**Extracted records:**
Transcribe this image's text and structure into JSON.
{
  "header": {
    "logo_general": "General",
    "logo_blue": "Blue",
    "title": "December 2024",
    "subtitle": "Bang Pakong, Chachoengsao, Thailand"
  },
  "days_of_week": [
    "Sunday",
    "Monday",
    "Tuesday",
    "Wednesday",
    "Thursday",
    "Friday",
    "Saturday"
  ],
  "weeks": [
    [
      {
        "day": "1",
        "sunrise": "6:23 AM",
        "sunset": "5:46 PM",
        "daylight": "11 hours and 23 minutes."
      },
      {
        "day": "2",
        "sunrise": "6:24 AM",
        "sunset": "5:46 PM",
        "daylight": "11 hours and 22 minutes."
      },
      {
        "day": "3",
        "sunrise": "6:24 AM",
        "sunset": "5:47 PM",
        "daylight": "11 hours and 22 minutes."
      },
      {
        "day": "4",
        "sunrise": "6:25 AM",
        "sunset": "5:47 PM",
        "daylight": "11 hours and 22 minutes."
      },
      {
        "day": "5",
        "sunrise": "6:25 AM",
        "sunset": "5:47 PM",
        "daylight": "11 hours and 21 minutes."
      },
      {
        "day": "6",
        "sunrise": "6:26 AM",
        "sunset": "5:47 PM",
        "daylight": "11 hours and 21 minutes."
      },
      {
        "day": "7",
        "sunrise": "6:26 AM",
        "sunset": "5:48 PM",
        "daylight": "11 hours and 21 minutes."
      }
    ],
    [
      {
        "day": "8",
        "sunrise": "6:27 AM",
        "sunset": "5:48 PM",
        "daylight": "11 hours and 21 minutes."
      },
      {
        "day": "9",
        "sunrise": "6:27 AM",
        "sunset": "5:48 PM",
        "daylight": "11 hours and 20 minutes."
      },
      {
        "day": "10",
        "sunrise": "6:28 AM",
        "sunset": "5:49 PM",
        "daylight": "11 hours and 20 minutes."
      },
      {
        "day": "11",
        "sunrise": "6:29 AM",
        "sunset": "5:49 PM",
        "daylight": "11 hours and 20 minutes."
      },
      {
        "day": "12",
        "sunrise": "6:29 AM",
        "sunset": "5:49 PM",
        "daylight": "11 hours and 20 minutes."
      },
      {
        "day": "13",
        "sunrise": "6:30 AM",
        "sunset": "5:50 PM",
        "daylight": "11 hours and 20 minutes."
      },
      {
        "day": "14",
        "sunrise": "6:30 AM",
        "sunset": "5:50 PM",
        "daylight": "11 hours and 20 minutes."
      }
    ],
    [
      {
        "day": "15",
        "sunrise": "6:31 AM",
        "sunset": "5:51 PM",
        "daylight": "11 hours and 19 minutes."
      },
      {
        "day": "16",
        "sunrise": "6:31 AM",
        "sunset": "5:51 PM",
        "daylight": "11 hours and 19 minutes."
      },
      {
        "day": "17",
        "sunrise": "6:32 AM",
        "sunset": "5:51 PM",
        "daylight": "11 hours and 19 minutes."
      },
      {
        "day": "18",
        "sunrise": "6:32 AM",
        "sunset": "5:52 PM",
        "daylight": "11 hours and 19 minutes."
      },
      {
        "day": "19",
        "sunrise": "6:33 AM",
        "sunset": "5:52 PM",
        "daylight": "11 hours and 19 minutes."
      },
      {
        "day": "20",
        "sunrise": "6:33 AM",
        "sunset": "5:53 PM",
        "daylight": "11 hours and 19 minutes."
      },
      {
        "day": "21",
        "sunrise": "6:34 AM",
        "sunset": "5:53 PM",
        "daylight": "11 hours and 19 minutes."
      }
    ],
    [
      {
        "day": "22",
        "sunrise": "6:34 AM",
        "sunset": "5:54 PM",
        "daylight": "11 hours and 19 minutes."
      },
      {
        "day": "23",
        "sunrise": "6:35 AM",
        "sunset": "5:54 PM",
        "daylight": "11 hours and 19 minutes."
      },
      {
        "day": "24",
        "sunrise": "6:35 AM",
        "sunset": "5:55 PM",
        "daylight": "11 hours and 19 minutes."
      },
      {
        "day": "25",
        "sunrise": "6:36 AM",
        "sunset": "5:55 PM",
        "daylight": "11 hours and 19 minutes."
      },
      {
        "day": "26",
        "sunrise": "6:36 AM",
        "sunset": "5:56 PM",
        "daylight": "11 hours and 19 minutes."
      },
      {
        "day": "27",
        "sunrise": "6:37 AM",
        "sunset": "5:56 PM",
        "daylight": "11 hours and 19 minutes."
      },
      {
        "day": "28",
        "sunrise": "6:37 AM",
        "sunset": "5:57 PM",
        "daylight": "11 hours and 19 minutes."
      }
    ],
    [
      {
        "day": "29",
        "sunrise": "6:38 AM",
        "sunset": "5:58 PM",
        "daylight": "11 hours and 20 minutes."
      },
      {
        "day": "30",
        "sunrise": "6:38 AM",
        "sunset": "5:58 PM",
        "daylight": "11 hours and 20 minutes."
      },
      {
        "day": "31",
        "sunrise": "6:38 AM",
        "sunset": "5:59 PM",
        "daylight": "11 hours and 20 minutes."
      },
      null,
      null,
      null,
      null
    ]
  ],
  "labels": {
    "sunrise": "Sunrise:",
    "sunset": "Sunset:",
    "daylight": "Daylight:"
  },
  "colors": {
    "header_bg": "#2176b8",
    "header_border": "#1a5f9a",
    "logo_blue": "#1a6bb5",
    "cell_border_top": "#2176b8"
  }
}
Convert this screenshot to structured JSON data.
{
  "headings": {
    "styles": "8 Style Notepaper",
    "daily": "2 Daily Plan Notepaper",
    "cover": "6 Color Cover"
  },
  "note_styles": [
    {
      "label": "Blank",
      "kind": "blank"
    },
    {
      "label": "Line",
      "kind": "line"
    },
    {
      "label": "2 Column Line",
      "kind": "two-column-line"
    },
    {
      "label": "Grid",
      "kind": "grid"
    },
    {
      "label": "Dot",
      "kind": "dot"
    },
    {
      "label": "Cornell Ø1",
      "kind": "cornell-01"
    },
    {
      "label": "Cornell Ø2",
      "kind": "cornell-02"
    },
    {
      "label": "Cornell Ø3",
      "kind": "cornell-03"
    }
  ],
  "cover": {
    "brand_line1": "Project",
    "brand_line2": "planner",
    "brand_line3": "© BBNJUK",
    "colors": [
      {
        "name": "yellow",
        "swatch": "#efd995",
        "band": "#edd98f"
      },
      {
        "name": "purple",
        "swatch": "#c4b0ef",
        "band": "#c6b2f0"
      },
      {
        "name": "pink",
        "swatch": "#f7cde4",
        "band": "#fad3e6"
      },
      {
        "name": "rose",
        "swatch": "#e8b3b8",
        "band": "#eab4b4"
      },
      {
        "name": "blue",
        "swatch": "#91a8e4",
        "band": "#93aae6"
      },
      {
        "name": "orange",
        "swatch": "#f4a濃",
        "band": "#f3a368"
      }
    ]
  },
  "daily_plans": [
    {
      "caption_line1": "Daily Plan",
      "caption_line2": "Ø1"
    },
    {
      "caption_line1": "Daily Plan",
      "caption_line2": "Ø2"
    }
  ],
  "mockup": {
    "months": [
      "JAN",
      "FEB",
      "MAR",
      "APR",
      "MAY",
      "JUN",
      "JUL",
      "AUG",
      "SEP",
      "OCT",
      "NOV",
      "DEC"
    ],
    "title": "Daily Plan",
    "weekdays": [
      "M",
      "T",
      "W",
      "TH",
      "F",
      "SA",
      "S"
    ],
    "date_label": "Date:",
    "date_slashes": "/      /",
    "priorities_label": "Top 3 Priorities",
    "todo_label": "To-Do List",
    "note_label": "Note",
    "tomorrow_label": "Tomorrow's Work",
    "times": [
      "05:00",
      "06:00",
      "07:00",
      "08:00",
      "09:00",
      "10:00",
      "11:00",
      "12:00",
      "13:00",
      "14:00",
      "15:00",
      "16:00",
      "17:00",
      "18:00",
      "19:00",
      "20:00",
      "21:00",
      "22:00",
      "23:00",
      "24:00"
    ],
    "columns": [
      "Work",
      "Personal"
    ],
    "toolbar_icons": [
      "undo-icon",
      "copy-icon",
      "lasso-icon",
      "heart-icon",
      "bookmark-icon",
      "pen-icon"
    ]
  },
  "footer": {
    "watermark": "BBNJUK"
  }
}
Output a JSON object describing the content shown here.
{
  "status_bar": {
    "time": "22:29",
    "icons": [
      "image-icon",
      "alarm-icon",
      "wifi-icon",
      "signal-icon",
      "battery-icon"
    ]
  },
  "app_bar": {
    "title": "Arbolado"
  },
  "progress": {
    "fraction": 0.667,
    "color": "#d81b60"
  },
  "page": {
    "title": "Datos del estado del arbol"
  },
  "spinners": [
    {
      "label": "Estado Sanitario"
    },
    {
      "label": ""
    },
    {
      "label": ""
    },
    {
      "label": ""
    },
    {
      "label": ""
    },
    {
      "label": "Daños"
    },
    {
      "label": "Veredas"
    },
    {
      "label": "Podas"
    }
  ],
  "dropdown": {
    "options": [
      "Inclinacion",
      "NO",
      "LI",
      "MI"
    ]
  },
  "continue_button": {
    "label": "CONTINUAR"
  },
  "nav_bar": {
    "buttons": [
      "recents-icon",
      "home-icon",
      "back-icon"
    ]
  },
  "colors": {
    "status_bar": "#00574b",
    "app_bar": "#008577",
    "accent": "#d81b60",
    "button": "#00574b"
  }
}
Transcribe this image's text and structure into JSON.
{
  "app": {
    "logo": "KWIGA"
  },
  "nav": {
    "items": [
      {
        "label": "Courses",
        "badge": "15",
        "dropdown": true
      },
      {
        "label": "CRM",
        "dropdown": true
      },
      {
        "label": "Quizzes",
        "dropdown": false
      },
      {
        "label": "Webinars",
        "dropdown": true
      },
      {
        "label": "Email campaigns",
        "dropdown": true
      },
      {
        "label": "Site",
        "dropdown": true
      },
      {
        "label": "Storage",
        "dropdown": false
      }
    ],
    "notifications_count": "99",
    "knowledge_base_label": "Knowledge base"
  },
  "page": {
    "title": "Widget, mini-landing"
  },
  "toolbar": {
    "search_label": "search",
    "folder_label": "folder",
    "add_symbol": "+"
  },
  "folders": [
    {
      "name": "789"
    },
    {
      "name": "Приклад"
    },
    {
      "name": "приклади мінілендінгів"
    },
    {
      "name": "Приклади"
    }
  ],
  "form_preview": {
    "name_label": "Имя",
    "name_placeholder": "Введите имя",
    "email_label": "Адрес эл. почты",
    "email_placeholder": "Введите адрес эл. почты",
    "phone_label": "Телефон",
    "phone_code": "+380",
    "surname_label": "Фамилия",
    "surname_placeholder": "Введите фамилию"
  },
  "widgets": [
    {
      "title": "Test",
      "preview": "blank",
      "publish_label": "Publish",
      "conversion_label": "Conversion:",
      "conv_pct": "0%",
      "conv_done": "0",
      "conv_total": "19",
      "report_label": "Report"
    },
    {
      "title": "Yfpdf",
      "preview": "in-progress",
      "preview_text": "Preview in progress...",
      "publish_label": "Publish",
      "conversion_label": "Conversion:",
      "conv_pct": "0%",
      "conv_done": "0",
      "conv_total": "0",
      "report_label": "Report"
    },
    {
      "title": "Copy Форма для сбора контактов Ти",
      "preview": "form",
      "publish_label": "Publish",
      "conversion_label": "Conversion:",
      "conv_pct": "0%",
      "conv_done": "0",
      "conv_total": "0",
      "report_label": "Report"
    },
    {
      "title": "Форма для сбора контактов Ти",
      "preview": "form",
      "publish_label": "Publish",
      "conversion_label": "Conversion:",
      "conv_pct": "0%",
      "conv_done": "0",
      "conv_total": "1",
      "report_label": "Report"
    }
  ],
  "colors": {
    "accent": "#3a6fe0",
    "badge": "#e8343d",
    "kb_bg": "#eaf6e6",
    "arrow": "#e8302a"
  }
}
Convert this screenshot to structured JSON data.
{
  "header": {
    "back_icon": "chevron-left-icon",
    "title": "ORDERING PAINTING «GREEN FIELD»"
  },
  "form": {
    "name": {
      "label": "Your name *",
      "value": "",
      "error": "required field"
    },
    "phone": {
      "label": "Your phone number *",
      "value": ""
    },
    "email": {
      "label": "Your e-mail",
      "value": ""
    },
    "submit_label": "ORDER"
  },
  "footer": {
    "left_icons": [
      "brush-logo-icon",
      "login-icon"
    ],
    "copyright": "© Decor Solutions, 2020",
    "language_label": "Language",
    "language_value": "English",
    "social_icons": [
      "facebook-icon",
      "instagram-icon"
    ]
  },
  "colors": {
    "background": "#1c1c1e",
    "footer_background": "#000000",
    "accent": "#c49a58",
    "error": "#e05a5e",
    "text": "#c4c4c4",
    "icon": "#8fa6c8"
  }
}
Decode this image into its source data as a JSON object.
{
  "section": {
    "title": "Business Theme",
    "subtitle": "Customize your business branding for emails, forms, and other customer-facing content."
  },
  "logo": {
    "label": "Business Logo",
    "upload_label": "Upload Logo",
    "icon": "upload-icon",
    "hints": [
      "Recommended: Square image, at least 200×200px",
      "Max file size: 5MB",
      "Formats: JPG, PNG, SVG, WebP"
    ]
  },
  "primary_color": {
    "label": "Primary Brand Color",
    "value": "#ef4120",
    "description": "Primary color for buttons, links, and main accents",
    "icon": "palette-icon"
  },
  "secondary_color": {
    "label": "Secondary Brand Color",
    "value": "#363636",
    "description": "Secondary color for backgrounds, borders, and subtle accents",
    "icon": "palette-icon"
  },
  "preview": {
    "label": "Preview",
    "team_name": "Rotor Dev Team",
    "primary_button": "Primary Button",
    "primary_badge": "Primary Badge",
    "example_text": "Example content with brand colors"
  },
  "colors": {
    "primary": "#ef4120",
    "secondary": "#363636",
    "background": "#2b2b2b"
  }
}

**Task to complete:**
Go through the records. Copy each line where "description" appears.

**Solution:**
    "description": "Primary color for buttons, links, and main accents",
    "description": "Secondary color for backgrounds, borders, and subtle accents",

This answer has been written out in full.